_TASK OBJECTIVE_
Could you continue the following review of the live-action How to Train Your Dragon, starting right after its last sentence?

_EXCERPT TO READ_
□ □ □

Animation affords a suspension of disbelief — kooky and crazy characters inhabiting a believable fantasia that works — while live action is far harder to pull off when dealing with similar sight gags. Stoick’s right-hand man Gobber, played with earnest sincerity by Nick Frost, is missing his right hand (a wonderful meta-gag in the original films), and whereas his constant swapping of prosthetics into various tools and weapons is played for laughs, they fall flat here. Mainly because this isn’t animation and the verisimilitude just isn’t there. This kind of nonsense is offhandedly (ha) handled in animation but needs far tighter control in live action, and DeBlois simply isn’t a strong enough filmmaker to make that happen in this format.

For my adult brain — a brain that’s grown up with How to Train Your Dragon through my children — I couldn’t parse the poor imitations of the animated versions. Nico Parker tries her best but isn’t yet capable of turning the feisty Astrid into a legitimate leading lady in this context, while the comic relief of Ruffnut, Tuffnut, Fishlegs and Snotlout — once capable allies of Hiccup — feel like pale analogues lacking charm or truth to their schtick. If you didn’t know who these characters were, you’d think you’d had a stroke: they’re dumb, stripped of nuance and nowhere near as evocative as their animated counterparts. Perhaps I’m biased because I’m such a fan of the animated films, but this version does very little to reintroduce them in a way that gives us reason to watch them again. Julian Dennison, taking on the role once voiced by Christopher Mintz-Plasse, is about the only real highlight, but even his comedic gift can feel overextended and, honestly, it occasionally smacks of stunt casting.

□ □ □

_EXCERPTED RECORDS_
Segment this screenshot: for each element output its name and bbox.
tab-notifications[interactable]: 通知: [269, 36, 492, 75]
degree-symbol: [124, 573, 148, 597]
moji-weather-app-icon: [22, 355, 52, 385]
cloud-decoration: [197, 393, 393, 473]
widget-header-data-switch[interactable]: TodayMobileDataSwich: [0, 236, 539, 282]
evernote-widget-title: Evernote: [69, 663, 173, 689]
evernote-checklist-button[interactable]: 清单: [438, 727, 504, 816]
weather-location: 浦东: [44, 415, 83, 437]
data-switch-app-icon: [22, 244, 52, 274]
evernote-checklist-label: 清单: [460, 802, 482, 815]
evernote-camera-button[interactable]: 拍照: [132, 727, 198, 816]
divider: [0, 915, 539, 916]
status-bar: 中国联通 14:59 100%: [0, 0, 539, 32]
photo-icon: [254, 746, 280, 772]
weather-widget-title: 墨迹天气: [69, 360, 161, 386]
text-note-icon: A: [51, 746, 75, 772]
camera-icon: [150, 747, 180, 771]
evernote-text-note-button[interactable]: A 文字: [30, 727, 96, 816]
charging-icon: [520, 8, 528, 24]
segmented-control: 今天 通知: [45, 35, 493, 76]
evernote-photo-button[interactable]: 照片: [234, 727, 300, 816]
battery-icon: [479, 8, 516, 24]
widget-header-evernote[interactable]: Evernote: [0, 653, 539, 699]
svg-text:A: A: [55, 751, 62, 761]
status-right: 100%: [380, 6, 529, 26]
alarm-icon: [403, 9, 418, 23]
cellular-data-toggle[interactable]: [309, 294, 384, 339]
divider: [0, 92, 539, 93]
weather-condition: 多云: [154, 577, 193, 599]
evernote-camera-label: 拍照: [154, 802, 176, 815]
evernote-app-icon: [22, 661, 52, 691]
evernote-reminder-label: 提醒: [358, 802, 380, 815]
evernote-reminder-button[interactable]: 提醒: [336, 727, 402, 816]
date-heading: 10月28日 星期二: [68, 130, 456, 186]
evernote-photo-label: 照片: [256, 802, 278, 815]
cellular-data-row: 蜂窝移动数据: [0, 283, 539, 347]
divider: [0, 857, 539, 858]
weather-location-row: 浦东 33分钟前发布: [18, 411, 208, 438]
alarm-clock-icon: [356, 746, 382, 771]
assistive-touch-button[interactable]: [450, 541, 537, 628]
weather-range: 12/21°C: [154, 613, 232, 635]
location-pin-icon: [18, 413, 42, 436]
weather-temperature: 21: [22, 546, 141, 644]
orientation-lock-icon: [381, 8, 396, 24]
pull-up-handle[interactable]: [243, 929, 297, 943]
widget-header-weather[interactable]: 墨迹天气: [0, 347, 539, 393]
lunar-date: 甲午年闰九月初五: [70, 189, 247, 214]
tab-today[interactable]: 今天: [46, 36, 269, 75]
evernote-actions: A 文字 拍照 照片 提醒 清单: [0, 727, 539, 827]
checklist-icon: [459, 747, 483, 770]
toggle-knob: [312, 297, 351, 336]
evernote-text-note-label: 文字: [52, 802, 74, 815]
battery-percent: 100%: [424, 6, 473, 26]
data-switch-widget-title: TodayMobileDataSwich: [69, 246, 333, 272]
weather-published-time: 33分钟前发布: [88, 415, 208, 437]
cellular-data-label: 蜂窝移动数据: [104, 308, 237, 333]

□ □ □

_OUTPUT FOR THIS EXERCISE_
Watching Gerard Butler step back into the role of Stoick — all spittle and fiery-eyed Viking bravado — is fun, but again, it feels like a calculated move. I love me some Butler, and no shade to him taking the paycheque, but if this film was ever going to stand on its own it needed to distance itself from the animated movies. That’s the trouble here: How to Train Your Dragon certainly looks fantastic, but it’s essentially the exact same film as the 2010 original, with only minor, inconsequential differences, and is deathly afraid to attempt anything genuinely new. It’s a beautiful facsimile — the kind of film you might get if you asked an algorithm to generate its own version of the animated movie — and as I watched it I began to realise that no, I wasn’t wrong, it’s the moviemakers who’ve sold out.
The existence of this film is purely to trade on nostalgia and existing IP. It offers nothing to new viewers that they couldn’t get from the original movie — and I’d recommend that over this by a long stretch — and my indifference to its near-perfect replication of the animated film’s designs and settings goes nowhere near averting how pointless and tiresome these live-action remakes have become.

As a long-time film critic, I’m loath to continue railing against the obvious fiduciary success these toadstools of cinematic fungi have become. I cannot deny they make absolute bank, and as a business decision I’d concede that remaking five hundred Lion Kings and Snow Whites is arguably more profitable than taking a risk on new ideas or new filmmakers. Again, no shade to DeBlois or the team behind this movie, because if it wasn’t them making it, it would absolutely be somebody else. But the fact that nothing new is added to the story, nothing to differentiate it from a shorter and better animated original, nothing to suggest this film might open up the property for reinvention or a different take, is an egregious waste.
It’s hard to make a sow’s ear from a silk purse, but DeBlois and DreamWorks have done it to the satisfaction of cynics everywhere. How to Train Your Dragon is well made but astoundingly safe; kids, go rewatch the original and its sequels for far better entertainment value.